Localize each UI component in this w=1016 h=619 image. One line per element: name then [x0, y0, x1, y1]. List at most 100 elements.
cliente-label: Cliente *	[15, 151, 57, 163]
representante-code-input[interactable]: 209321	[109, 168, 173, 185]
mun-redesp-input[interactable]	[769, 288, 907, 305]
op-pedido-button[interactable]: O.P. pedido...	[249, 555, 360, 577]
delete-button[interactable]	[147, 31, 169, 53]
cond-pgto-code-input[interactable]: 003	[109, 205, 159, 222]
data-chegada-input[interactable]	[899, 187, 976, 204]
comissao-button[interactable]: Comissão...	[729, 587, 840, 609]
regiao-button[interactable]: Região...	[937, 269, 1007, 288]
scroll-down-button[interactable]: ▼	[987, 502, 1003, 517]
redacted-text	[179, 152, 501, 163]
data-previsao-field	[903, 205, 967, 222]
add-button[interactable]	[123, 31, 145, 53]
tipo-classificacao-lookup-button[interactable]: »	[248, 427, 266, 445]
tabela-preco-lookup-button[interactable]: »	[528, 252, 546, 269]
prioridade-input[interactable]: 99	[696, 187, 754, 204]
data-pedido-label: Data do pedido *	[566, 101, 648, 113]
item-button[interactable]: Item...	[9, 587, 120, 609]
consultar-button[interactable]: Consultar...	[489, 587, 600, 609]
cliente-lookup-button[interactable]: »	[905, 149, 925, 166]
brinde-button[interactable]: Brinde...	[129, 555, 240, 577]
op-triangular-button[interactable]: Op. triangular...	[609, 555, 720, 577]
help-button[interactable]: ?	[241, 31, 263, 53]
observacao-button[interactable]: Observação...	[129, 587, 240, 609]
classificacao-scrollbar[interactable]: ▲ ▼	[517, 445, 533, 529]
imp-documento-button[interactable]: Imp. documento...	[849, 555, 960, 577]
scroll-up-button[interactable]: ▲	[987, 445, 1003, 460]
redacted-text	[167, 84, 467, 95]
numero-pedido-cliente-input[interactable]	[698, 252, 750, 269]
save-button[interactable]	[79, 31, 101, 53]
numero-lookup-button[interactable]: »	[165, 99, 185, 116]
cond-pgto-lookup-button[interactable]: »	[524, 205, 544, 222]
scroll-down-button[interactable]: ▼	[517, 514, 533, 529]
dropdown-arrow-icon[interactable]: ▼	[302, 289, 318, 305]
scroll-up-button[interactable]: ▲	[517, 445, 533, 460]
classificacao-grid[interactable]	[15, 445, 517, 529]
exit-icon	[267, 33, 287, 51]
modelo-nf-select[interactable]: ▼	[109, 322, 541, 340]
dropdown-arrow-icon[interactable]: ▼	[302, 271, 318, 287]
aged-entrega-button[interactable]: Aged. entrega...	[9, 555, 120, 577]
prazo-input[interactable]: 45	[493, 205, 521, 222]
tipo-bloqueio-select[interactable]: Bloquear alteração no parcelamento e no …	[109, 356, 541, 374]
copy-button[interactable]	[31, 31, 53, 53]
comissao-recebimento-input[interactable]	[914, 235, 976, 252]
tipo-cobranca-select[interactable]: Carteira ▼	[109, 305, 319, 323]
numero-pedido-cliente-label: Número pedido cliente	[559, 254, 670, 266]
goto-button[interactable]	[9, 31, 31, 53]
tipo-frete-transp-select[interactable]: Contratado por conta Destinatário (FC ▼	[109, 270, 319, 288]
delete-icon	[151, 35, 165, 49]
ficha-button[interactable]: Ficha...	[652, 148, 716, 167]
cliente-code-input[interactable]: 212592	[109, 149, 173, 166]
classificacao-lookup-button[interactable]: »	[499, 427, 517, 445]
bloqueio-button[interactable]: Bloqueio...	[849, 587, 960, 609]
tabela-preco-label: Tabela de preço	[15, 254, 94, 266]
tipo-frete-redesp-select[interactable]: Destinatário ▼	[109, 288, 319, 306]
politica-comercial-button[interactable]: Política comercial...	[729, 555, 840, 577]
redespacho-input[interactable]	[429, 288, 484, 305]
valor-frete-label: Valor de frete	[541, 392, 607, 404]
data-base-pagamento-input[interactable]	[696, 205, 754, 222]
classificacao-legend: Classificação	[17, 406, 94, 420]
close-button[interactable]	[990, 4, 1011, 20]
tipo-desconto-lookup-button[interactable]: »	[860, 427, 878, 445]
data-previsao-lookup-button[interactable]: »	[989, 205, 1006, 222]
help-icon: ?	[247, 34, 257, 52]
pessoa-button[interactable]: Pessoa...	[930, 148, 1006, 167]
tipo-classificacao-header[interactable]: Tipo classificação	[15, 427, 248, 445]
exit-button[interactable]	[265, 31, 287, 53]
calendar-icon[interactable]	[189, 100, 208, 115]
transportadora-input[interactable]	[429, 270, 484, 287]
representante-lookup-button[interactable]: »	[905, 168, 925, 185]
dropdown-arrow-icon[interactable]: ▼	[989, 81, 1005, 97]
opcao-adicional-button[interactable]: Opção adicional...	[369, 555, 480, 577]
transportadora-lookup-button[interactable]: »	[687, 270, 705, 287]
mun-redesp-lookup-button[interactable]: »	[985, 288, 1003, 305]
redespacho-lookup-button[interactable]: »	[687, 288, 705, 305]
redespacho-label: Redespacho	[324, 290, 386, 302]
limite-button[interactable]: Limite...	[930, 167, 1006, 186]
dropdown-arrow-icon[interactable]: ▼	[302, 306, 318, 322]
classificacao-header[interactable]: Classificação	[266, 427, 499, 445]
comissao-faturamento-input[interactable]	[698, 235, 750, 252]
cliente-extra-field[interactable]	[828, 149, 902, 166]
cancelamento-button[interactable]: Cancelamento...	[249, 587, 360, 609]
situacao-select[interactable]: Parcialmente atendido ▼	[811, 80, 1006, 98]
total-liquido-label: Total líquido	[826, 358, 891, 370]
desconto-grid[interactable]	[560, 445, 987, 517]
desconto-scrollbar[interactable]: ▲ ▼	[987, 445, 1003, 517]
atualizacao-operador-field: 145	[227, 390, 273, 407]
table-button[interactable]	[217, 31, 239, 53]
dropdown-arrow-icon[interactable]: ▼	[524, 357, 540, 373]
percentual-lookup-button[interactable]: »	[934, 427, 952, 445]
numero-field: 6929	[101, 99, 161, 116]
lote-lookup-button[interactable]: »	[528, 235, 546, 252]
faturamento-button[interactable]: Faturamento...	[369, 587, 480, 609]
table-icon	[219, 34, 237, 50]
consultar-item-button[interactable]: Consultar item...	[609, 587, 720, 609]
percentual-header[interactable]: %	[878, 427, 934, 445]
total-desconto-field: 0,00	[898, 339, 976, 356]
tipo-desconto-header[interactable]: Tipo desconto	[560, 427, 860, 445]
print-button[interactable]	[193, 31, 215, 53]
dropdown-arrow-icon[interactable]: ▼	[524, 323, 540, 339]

**PROBLEM DESCRIPTION**
Reproduce every one of the lines above verbatim, with no changes.

**REPLY**
Localize each UI component in this w=1016 h=619 image. One line per element: name then [x0, y0, x1, y1]. List at most 100 elements.
cliente-label: Cliente *	[15, 151, 57, 163]
representante-code-input[interactable]: 209321	[109, 168, 173, 185]
mun-redesp-input[interactable]	[769, 288, 907, 305]
op-pedido-button[interactable]: O.P. pedido...	[249, 555, 360, 577]
delete-button[interactable]	[147, 31, 169, 53]
cond-pgto-code-input[interactable]: 003	[109, 205, 159, 222]
data-chegada-input[interactable]	[899, 187, 976, 204]
comissao-button[interactable]: Comissão...	[729, 587, 840, 609]
regiao-button[interactable]: Região...	[937, 269, 1007, 288]
scroll-down-button[interactable]: ▼	[987, 502, 1003, 517]
redacted-text	[179, 152, 501, 163]
data-previsao-field	[903, 205, 967, 222]
add-button[interactable]	[123, 31, 145, 53]
tipo-classificacao-lookup-button[interactable]: »	[248, 427, 266, 445]
tabela-preco-lookup-button[interactable]: »	[528, 252, 546, 269]
prioridade-input[interactable]: 99	[696, 187, 754, 204]
data-pedido-label: Data do pedido *	[566, 101, 648, 113]
item-button[interactable]: Item...	[9, 587, 120, 609]
consultar-button[interactable]: Consultar...	[489, 587, 600, 609]
cliente-lookup-button[interactable]: »	[905, 149, 925, 166]
brinde-button[interactable]: Brinde...	[129, 555, 240, 577]
op-triangular-button[interactable]: Op. triangular...	[609, 555, 720, 577]
help-button[interactable]: ?	[241, 31, 263, 53]
observacao-button[interactable]: Observação...	[129, 587, 240, 609]
classificacao-scrollbar[interactable]: ▲ ▼	[517, 445, 533, 529]
imp-documento-button[interactable]: Imp. documento...	[849, 555, 960, 577]
scroll-up-button[interactable]: ▲	[987, 445, 1003, 460]
redacted-text	[167, 84, 467, 95]
numero-pedido-cliente-input[interactable]	[698, 252, 750, 269]
save-button[interactable]	[79, 31, 101, 53]
numero-lookup-button[interactable]: »	[165, 99, 185, 116]
cond-pgto-lookup-button[interactable]: »	[524, 205, 544, 222]
scroll-down-button[interactable]: ▼	[517, 514, 533, 529]
dropdown-arrow-icon[interactable]: ▼	[302, 289, 318, 305]
scroll-up-button[interactable]: ▲	[517, 445, 533, 460]
classificacao-grid[interactable]	[15, 445, 517, 529]
exit-icon	[267, 33, 287, 51]
modelo-nf-select[interactable]: ▼	[109, 322, 541, 340]
dropdown-arrow-icon[interactable]: ▼	[302, 271, 318, 287]
aged-entrega-button[interactable]: Aged. entrega...	[9, 555, 120, 577]
prazo-input[interactable]: 45	[493, 205, 521, 222]
tipo-bloqueio-select[interactable]: Bloquear alteração no parcelamento e no …	[109, 356, 541, 374]
copy-button[interactable]	[31, 31, 53, 53]
comissao-recebimento-input[interactable]	[914, 235, 976, 252]
tipo-cobranca-select[interactable]: Carteira ▼	[109, 305, 319, 323]
numero-pedido-cliente-label: Número pedido cliente	[559, 254, 670, 266]
goto-button[interactable]	[9, 31, 31, 53]
tipo-frete-transp-select[interactable]: Contratado por conta Destinatário (FC ▼	[109, 270, 319, 288]
delete-icon	[151, 35, 165, 49]
ficha-button[interactable]: Ficha...	[652, 148, 716, 167]
cliente-code-input[interactable]: 212592	[109, 149, 173, 166]
classificacao-lookup-button[interactable]: »	[499, 427, 517, 445]
bloqueio-button[interactable]: Bloqueio...	[849, 587, 960, 609]
tabela-preco-label: Tabela de preço	[15, 254, 94, 266]
tipo-frete-redesp-select[interactable]: Destinatário ▼	[109, 288, 319, 306]
politica-comercial-button[interactable]: Política comercial...	[729, 555, 840, 577]
redespacho-input[interactable]	[429, 288, 484, 305]
valor-frete-label: Valor de frete	[541, 392, 607, 404]
data-base-pagamento-input[interactable]	[696, 205, 754, 222]
classificacao-legend: Classificação	[17, 406, 94, 420]
close-button[interactable]	[990, 4, 1011, 20]
tipo-desconto-lookup-button[interactable]: »	[860, 427, 878, 445]
data-previsao-lookup-button[interactable]: »	[989, 205, 1006, 222]
help-icon: ?	[247, 34, 257, 52]
pessoa-button[interactable]: Pessoa...	[930, 148, 1006, 167]
tipo-classificacao-header[interactable]: Tipo classificação	[15, 427, 248, 445]
exit-button[interactable]	[265, 31, 287, 53]
calendar-icon[interactable]	[189, 100, 208, 115]
transportadora-input[interactable]	[429, 270, 484, 287]
representante-lookup-button[interactable]: »	[905, 168, 925, 185]
dropdown-arrow-icon[interactable]: ▼	[989, 81, 1005, 97]
opcao-adicional-button[interactable]: Opção adicional...	[369, 555, 480, 577]
transportadora-lookup-button[interactable]: »	[687, 270, 705, 287]
mun-redesp-lookup-button[interactable]: »	[985, 288, 1003, 305]
redespacho-lookup-button[interactable]: »	[687, 288, 705, 305]
redespacho-label: Redespacho	[324, 290, 386, 302]
limite-button[interactable]: Limite...	[930, 167, 1006, 186]
dropdown-arrow-icon[interactable]: ▼	[302, 306, 318, 322]
classificacao-header[interactable]: Classificação	[266, 427, 499, 445]
comissao-faturamento-input[interactable]	[698, 235, 750, 252]
cliente-extra-field[interactable]	[828, 149, 902, 166]
cancelamento-button[interactable]: Cancelamento...	[249, 587, 360, 609]
situacao-select[interactable]: Parcialmente atendido ▼	[811, 80, 1006, 98]
total-liquido-label: Total líquido	[826, 358, 891, 370]
desconto-grid[interactable]	[560, 445, 987, 517]
desconto-scrollbar[interactable]: ▲ ▼	[987, 445, 1003, 517]
atualizacao-operador-field: 145	[227, 390, 273, 407]
table-button[interactable]	[217, 31, 239, 53]
dropdown-arrow-icon[interactable]: ▼	[524, 357, 540, 373]
percentual-lookup-button[interactable]: »	[934, 427, 952, 445]
numero-field: 6929	[101, 99, 161, 116]
lote-lookup-button[interactable]: »	[528, 235, 546, 252]
faturamento-button[interactable]: Faturamento...	[369, 587, 480, 609]
table-icon	[219, 34, 237, 50]
consultar-item-button[interactable]: Consultar item...	[609, 587, 720, 609]
percentual-header[interactable]: %	[878, 427, 934, 445]
total-desconto-field: 0,00	[898, 339, 976, 356]
tipo-desconto-header[interactable]: Tipo desconto	[560, 427, 860, 445]
print-button[interactable]	[193, 31, 215, 53]
dropdown-arrow-icon[interactable]: ▼	[524, 323, 540, 339]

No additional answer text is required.